__Exercise objective__. Transcribe all records exactly.

__Data items__.
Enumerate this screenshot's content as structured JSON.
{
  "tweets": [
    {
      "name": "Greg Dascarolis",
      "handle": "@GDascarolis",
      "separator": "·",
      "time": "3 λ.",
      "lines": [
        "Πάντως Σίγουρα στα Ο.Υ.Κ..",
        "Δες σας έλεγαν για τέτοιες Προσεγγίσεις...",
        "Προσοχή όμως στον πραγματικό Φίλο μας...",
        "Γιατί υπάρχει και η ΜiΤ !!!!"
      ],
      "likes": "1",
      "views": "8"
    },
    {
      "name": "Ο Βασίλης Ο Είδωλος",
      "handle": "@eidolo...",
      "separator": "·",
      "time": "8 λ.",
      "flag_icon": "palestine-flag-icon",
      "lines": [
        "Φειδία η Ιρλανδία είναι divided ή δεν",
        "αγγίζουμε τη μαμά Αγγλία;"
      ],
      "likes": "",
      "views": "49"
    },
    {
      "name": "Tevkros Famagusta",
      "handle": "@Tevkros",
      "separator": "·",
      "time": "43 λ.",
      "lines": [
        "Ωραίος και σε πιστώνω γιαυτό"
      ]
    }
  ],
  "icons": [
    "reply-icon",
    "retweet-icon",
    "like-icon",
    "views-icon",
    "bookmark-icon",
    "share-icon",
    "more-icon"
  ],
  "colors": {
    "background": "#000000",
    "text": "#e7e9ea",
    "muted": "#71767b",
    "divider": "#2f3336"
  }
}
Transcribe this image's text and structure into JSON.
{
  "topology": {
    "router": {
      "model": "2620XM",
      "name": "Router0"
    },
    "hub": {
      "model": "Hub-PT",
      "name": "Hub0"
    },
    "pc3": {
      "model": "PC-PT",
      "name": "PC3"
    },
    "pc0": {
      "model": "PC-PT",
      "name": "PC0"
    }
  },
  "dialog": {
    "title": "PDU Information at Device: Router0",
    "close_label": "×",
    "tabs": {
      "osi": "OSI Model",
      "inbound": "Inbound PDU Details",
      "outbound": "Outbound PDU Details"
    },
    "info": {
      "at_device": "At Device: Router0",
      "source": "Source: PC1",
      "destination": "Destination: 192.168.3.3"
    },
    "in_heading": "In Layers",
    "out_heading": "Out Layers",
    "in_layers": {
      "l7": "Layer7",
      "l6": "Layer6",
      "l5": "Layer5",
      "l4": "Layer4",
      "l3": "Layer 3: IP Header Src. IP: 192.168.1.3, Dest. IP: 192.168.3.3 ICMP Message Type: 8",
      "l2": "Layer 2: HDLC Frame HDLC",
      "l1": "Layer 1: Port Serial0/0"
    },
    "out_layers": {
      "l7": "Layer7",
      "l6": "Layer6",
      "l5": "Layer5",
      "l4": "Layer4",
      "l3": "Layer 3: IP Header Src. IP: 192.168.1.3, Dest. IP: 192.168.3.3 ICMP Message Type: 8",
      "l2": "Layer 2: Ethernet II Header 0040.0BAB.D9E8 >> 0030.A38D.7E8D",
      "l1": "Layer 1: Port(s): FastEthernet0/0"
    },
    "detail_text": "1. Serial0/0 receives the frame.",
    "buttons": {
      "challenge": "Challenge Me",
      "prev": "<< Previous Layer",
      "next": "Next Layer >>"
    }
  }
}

__Output for this task__.
Enumerate this screenshot's content as structured JSON.
{
  "tweets": [
    {
      "name": "Greg Dascarolis",
      "handle": "@GDascarolis",
      "separator": "·",
      "time": "3 λ.",
      "lines": [
        "Πάντως Σίγουρα στα Ο.Υ.Κ..",
        "Δες σας έλεγαν για τέτοιες Προσεγγίσεις...",
        "Προσοχή όμως στον πραγματικό Φίλο μας...",
        "Γιατί υπάρχει και η ΜiΤ !!!!"
      ],
      "likes": "1",
      "views": "8"
    },
    {
      "name": "Ο Βασίλης Ο Είδωλος",
      "handle": "@eidolo...",
      "separator": "·",
      "time": "8 λ.",
      "flag_icon": "palestine-flag-icon",
      "lines": [
        "Φειδία η Ιρλανδία είναι divided ή δεν",
        "αγγίζουμε τη μαμά Αγγλία;"
      ],
      "likes": "",
      "views": "49"
    },
    {
      "name": "Tevkros Famagusta",
      "handle": "@Tevkros",
      "separator": "·",
      "time": "43 λ.",
      "lines": [
        "Ωραίος και σε πιστώνω γιαυτό"
      ]
    }
  ],
  "icons": [
    "reply-icon",
    "retweet-icon",
    "like-icon",
    "views-icon",
    "bookmark-icon",
    "share-icon",
    "more-icon"
  ],
  "colors": {
    "background": "#000000",
    "text": "#e7e9ea",
    "muted": "#71767b",
    "divider": "#2f3336"
  }
}
Transcribe this image's text and structure into JSON.
{
  "topology": {
    "router": {
      "model": "2620XM",
      "name": "Router0"
    },
    "hub": {
      "model": "Hub-PT",
      "name": "Hub0"
    },
    "pc3": {
      "model": "PC-PT",
      "name": "PC3"
    },
    "pc0": {
      "model": "PC-PT",
      "name": "PC0"
    }
  },
  "dialog": {
    "title": "PDU Information at Device: Router0",
    "close_label": "×",
    "tabs": {
      "osi": "OSI Model",
      "inbound": "Inbound PDU Details",
      "outbound": "Outbound PDU Details"
    },
    "info": {
      "at_device": "At Device: Router0",
      "source": "Source: PC1",
      "destination": "Destination: 192.168.3.3"
    },
    "in_heading": "In Layers",
    "out_heading": "Out Layers",
    "in_layers": {
      "l7": "Layer7",
      "l6": "Layer6",
      "l5": "Layer5",
      "l4": "Layer4",
      "l3": "Layer 3: IP Header Src. IP: 192.168.1.3, Dest. IP: 192.168.3.3 ICMP Message Type: 8",
      "l2": "Layer 2: HDLC Frame HDLC",
      "l1": "Layer 1: Port Serial0/0"
    },
    "out_layers": {
      "l7": "Layer7",
      "l6": "Layer6",
      "l5": "Layer5",
      "l4": "Layer4",
      "l3": "Layer 3: IP Header Src. IP: 192.168.1.3, Dest. IP: 192.168.3.3 ICMP Message Type: 8",
      "l2": "Layer 2: Ethernet II Header 0040.0BAB.D9E8 >> 0030.A38D.7E8D",
      "l1": "Layer 1: Port(s): FastEthernet0/0"
    },
    "detail_text": "1. Serial0/0 receives the frame.",
    "buttons": {
      "challenge": "Challenge Me",
      "prev": "<< Previous Layer",
      "next": "Next Layer >>"
    }
  }
}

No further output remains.